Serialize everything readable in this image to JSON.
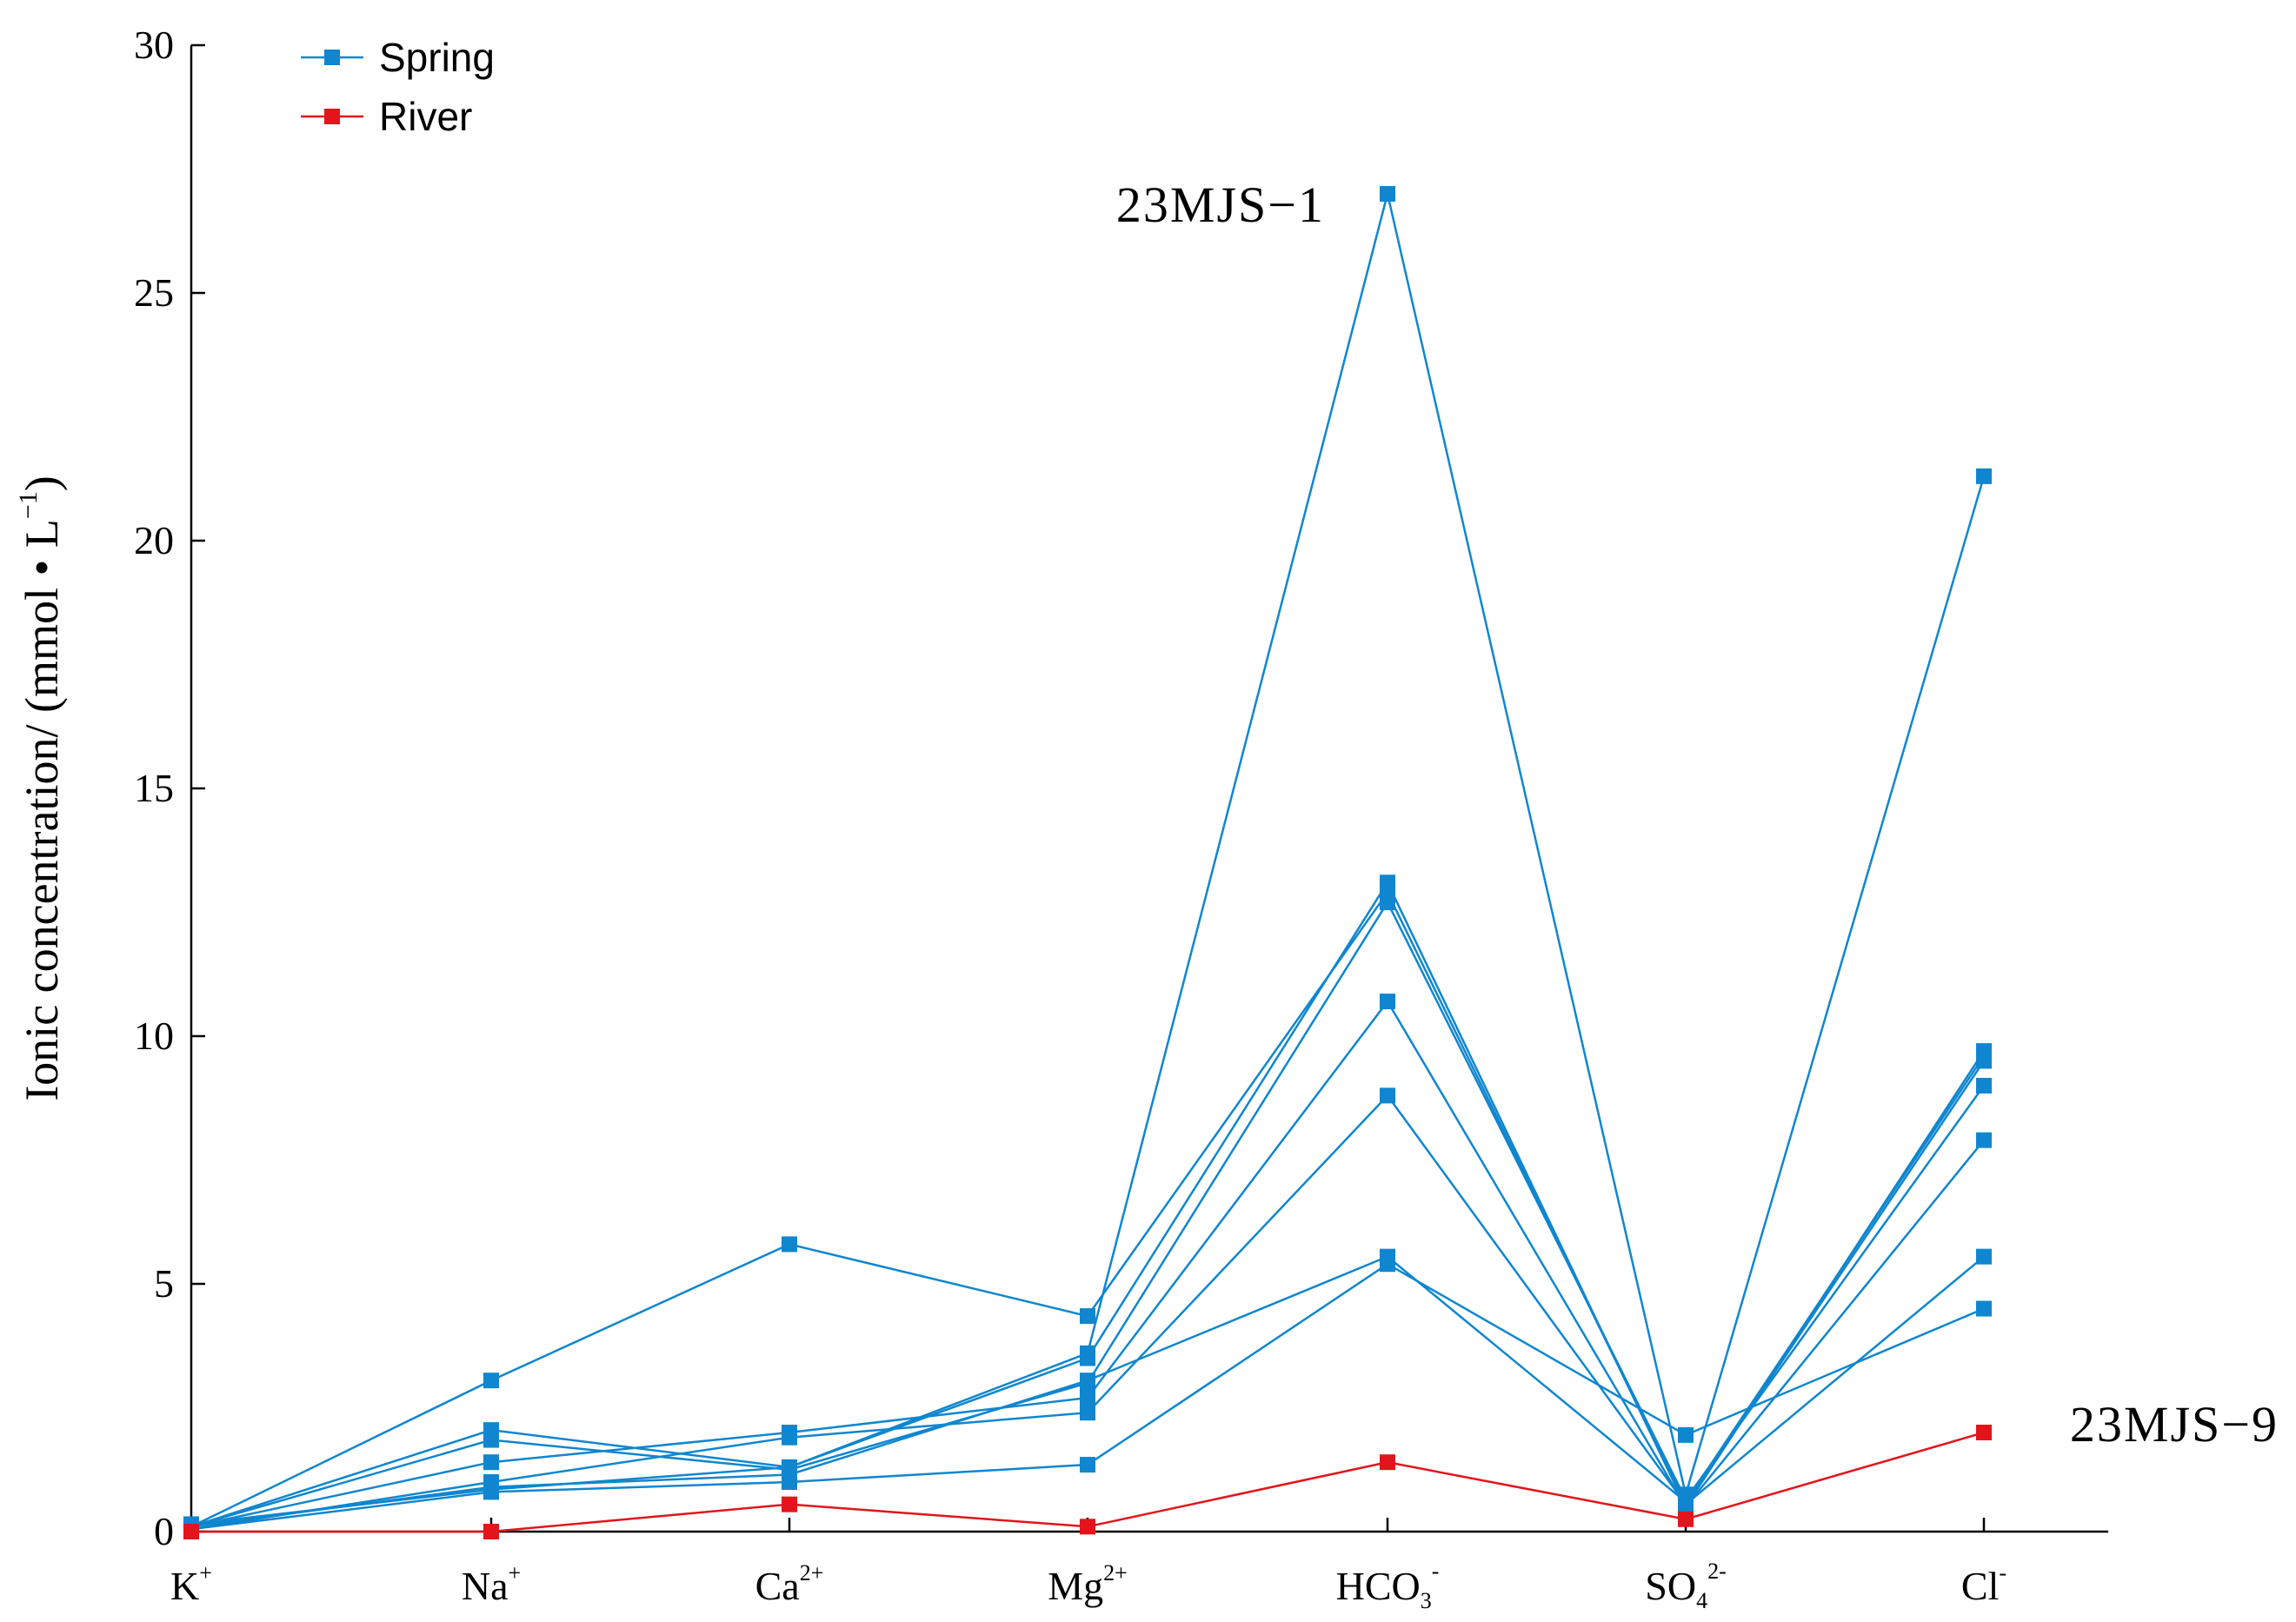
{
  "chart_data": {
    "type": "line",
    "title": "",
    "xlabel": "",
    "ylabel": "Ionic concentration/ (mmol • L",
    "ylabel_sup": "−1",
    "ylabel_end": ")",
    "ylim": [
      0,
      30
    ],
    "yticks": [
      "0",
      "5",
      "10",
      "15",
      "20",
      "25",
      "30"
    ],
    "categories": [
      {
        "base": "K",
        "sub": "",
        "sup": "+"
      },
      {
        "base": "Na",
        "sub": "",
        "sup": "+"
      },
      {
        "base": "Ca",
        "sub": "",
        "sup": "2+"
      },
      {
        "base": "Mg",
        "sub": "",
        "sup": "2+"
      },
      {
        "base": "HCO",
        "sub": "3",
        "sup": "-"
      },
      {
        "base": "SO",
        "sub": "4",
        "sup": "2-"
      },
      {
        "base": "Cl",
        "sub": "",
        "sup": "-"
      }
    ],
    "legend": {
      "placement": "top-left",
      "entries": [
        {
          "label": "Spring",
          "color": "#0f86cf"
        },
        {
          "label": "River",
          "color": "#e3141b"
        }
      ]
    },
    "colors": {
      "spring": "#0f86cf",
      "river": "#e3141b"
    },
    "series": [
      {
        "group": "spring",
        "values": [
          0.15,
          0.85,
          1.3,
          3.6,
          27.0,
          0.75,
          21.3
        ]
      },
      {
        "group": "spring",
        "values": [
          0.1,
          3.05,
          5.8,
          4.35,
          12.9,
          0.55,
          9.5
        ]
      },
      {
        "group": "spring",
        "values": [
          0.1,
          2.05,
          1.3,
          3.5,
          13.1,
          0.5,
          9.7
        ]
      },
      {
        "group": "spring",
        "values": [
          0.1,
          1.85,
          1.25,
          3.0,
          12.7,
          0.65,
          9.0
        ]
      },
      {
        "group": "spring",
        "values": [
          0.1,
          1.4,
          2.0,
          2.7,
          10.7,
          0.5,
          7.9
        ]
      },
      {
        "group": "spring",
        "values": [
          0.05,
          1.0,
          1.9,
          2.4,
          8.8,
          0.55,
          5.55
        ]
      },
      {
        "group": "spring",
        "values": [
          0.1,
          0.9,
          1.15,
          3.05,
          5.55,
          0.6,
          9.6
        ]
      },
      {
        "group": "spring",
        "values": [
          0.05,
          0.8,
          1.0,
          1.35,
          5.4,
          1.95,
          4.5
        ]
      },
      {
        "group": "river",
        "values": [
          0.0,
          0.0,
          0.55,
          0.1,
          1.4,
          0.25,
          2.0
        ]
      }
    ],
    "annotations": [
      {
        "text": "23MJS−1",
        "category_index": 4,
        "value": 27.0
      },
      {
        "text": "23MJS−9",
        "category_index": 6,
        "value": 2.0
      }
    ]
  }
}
---
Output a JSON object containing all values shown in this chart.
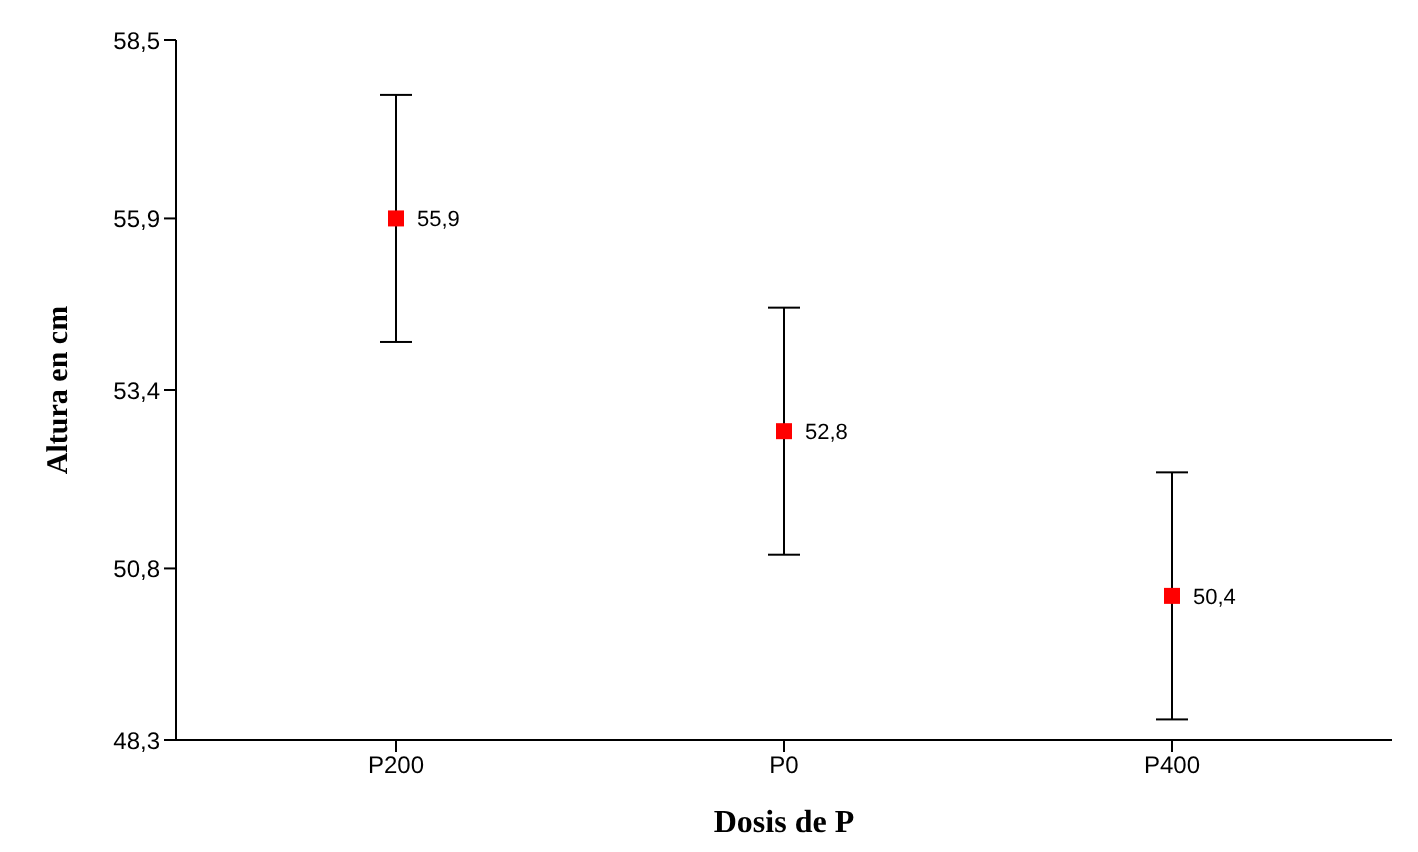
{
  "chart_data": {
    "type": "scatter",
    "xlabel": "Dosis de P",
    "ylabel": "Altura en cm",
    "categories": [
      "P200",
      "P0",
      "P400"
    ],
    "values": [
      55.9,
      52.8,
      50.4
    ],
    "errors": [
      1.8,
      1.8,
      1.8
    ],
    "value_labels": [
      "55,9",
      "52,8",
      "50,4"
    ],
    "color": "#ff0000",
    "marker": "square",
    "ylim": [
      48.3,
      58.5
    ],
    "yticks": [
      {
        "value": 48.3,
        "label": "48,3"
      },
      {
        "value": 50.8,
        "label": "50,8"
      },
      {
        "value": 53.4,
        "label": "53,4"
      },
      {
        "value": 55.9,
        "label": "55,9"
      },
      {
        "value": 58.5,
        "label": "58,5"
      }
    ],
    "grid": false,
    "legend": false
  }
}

[EXERCISE]: Show every line from the entries above in which "JSON" appears.

[EXERCISE SOLUTION]:
Serialize everything readable in this image to JSON.
Output a JSON object containing all values shown in this chart.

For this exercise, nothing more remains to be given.